» **Given task**: Examine each line of the data. Copy those that contain the string "sure".
>> BEGIN Working data
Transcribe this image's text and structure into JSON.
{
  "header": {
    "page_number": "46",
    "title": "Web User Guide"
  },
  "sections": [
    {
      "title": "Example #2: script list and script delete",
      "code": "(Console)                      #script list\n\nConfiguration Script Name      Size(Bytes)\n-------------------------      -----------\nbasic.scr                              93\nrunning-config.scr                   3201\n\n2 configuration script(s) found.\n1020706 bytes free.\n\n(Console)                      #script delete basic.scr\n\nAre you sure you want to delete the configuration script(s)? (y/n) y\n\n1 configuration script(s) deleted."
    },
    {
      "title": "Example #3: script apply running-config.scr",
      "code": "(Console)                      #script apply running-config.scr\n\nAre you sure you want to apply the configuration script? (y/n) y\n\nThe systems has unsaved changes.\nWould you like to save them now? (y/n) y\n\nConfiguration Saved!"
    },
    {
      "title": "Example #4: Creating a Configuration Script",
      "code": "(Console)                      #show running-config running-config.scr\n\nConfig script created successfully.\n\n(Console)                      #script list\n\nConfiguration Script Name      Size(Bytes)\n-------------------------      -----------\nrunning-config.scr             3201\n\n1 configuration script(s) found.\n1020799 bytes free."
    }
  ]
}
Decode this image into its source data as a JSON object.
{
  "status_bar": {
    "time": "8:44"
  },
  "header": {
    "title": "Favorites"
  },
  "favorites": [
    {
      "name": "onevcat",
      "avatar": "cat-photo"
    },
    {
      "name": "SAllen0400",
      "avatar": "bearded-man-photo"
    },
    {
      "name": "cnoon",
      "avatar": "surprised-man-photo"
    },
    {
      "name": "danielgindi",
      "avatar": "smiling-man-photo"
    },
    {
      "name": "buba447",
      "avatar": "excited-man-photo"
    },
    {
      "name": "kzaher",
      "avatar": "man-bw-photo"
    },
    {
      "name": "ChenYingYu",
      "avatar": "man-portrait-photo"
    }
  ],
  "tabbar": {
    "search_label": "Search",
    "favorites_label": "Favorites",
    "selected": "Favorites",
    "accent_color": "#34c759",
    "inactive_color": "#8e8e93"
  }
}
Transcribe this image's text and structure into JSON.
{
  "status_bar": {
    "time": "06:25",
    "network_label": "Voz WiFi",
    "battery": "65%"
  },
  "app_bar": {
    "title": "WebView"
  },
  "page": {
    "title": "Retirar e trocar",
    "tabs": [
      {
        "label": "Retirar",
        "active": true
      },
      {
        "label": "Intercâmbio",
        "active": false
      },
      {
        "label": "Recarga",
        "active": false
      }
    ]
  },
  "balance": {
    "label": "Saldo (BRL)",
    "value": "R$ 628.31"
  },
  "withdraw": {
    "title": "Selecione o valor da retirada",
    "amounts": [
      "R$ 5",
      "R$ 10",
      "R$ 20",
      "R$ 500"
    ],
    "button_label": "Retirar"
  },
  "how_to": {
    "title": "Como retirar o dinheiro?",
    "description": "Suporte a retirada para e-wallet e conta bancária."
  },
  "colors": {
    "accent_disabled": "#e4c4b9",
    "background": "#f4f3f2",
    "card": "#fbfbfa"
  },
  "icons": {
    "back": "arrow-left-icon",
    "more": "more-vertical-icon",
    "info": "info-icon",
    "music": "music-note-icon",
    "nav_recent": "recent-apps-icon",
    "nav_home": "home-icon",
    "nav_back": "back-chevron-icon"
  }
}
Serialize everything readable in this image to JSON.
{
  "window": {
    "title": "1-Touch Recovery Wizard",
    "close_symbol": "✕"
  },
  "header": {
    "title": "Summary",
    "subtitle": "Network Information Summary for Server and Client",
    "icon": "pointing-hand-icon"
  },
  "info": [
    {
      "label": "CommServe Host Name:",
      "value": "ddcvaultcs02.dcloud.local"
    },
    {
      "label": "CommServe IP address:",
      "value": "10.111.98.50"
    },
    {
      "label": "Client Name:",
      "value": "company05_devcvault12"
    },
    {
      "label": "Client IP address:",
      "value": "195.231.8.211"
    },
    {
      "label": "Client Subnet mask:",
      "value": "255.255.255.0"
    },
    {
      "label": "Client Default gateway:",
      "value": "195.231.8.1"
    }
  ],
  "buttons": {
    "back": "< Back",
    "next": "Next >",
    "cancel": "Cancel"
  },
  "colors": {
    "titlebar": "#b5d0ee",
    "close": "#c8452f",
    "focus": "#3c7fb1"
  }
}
>> END Working data
» **Task solution**:
      "code": "(Console)                      #script list\n\nConfiguration Script Name      Size(Bytes)\n-------------------------      -----------\nbasic.scr                              93\nrunning-config.scr                   3201\n\n2 configuration script(s) found.\n1020706 bytes free.\n\n(Console)                      #script delete basic.scr\n\nAre you sure you want to delete the configuration script(s)? (y/n) y\n\n1 configuration script(s) deleted."
      "code": "(Console)                      #script apply running-config.scr\n\nAre you sure you want to apply the configuration script? (y/n) y\n\nThe systems has unsaved changes.\nWould you like to save them now? (y/n) y\n\nConfiguration Saved!"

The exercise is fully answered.